SOURCE PASSAGE start

Part I, Item 2.  Management's Discussion and Analysis of Financial Condition
                 and Results of Operations

Liquidity and Capital Resources

The Partnership's liquidity and capital resources were substantially impacted
by the funding of the Renovation Plan which was completed in January 1990 (the
"Renovation Plan") and extensive borrowing subsequent to the initial offering.
Combined with weak results from operations since 1989, these factors led to a
default by the Partnership on its January 2, 1992 debt-service payment with
respect to its $70 million first mortgage loan (the "Mortgage Loan").  This
default created other defaults under the Partnership's subordinate financings.
Effective June 30, 1992, a restructuring of the Partnership's indebtedness and
property leasing arrangements (the "Restructuring") was successfully executed
resulting in the waiver or cure of each of the Partnership's defaults.  

There can be no assurance that the Partnership's hotel (the "Hotel" or
"Property") will generate sufficient cash flow to enable the Partnership to
satisfy its future debt service obligations.  On April 27, 1993, an affiliate
of the General Partner, Lehman Brothers Holdings Inc. ("Lehman"), elected not
to renew the Guaranty of the minimum pay rate under the restructured Mortgage
Loan for the year commencing July 4, 1993.  The Partnership made its quarterly
debt service payments, due on July 3, 1995 and October 2, 1995 to the Bank of
Nova Scotia ("BNS"), with cash flow from operations.  In addition, on July 3,
1995, a payment of $2,193,025 was made to BNS representing the excess of rents
received by the Partnership less disbursements for the period from July 1, 1994
through June 30, 1995, as defined in the Amended and Restated Promissory Note
Secured by the Deed of Trust dated June 30, 1992.  This payment was applied
toward reducing BNS's portion of the accrued interest on the Partnership's
first mortgage.  Pursuant to the terms of the June 1992 debt restructuring, the
pay rate for the minimum interest payment will increase from 8.5% to 9.699%
effective January 2, 1996.  The General Partner currently expects that the
Partnership's cash flow should be sufficient to meet the minimum payment due on
January 2, 1996 under the restructured terms of the Mortgage Loan.  However,
there can be no assurance that cash flow will continue to be sufficient to
satisfy future payments, and the General Partner is prepared to request
financial support from Lehman to supplement cash flow from the Hotel should the
need arise.  Lehman has indicated that it would evaluate the need for
additional funding on a quarterly basis.  Lehman is not contractually committed
to provide any cash funding or other financial support for the Partnership or
the Hotel, and may or may not elect to provide financial support, based upon
prevailing business conditions or any other considerations at the time any
request is made.  Thus, the General Partner can provide no assurances whatsoever
with respect to Lehman's willingness to provide any cash funding or any other
form of financial support in the future.

SOURCE PASSAGE end

_EXERCISE GOAL:_
Answer these from the passage on the Partnership's liquidity:
(a) On which debt-service payment date did the Partnership default on its Mortgage Loan?
(b) How much was paid to BNS on July 3, 1995?
(c) What will the pay rate for the minimum interest payment be effective January 2, 1996?

GIVEN MATERIAL start

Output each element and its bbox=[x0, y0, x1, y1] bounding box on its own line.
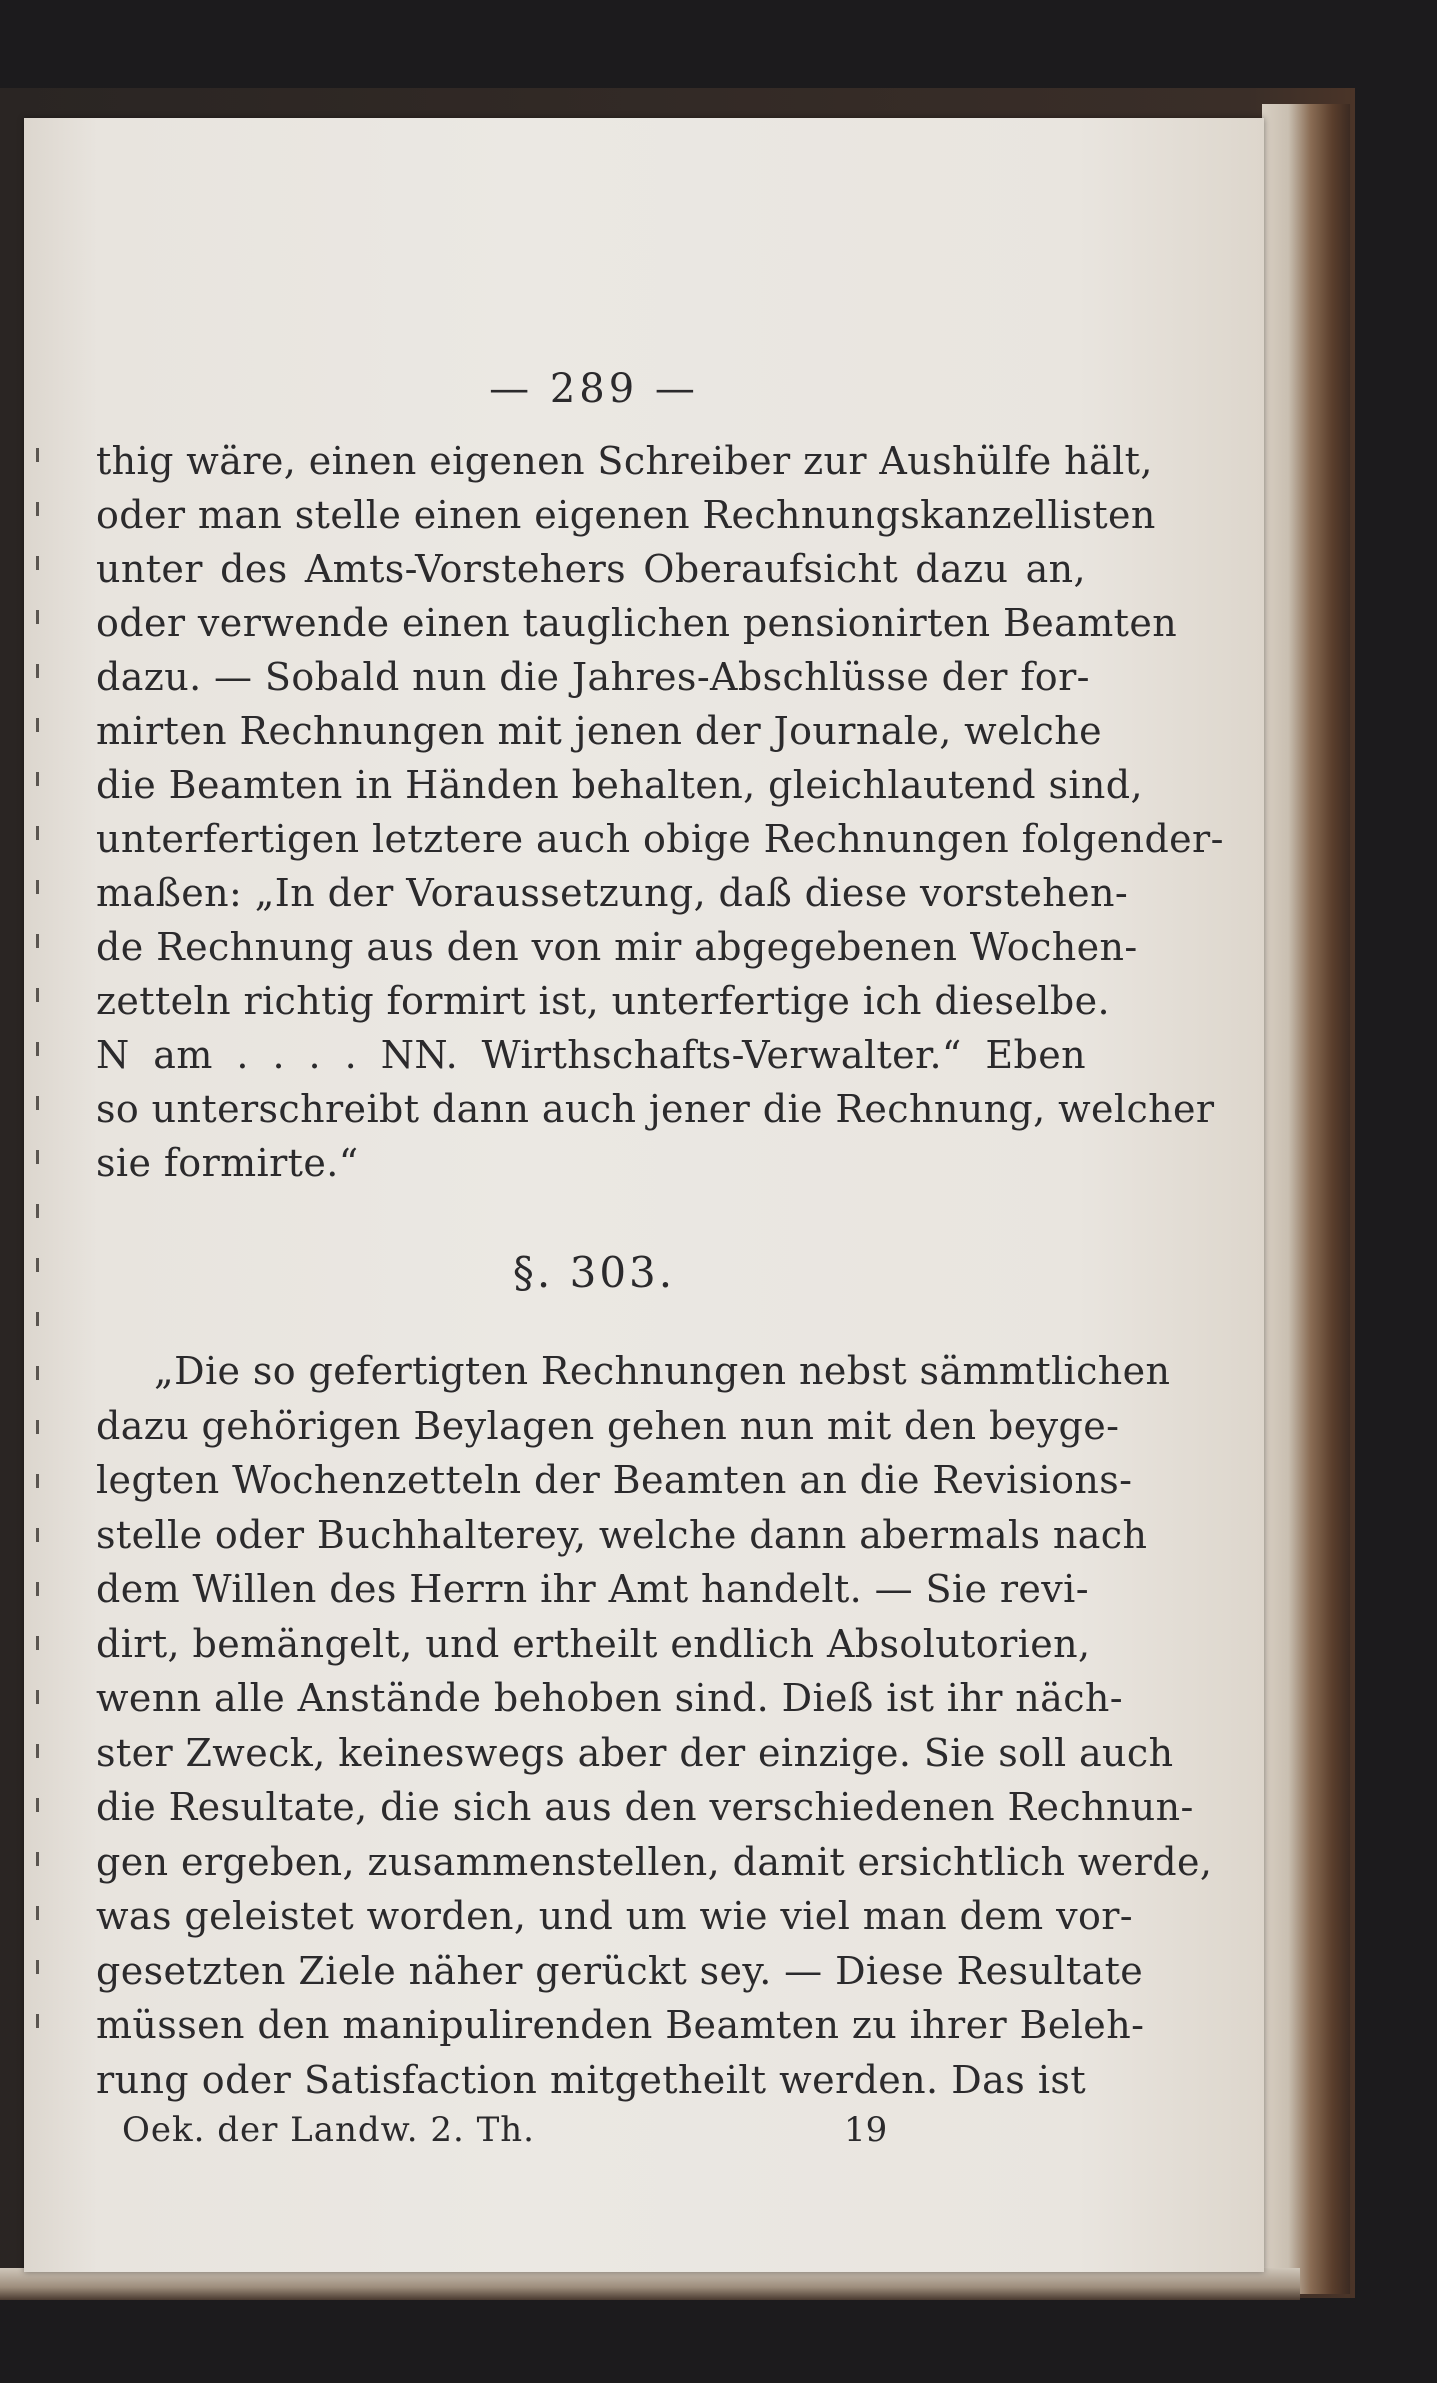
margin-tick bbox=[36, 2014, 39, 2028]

GIVEN MATERIAL end

_ANSWER FOR THIS EXERCISE:_
(a) January 2, 1992
(b) $2,193,025
(c) 9.699%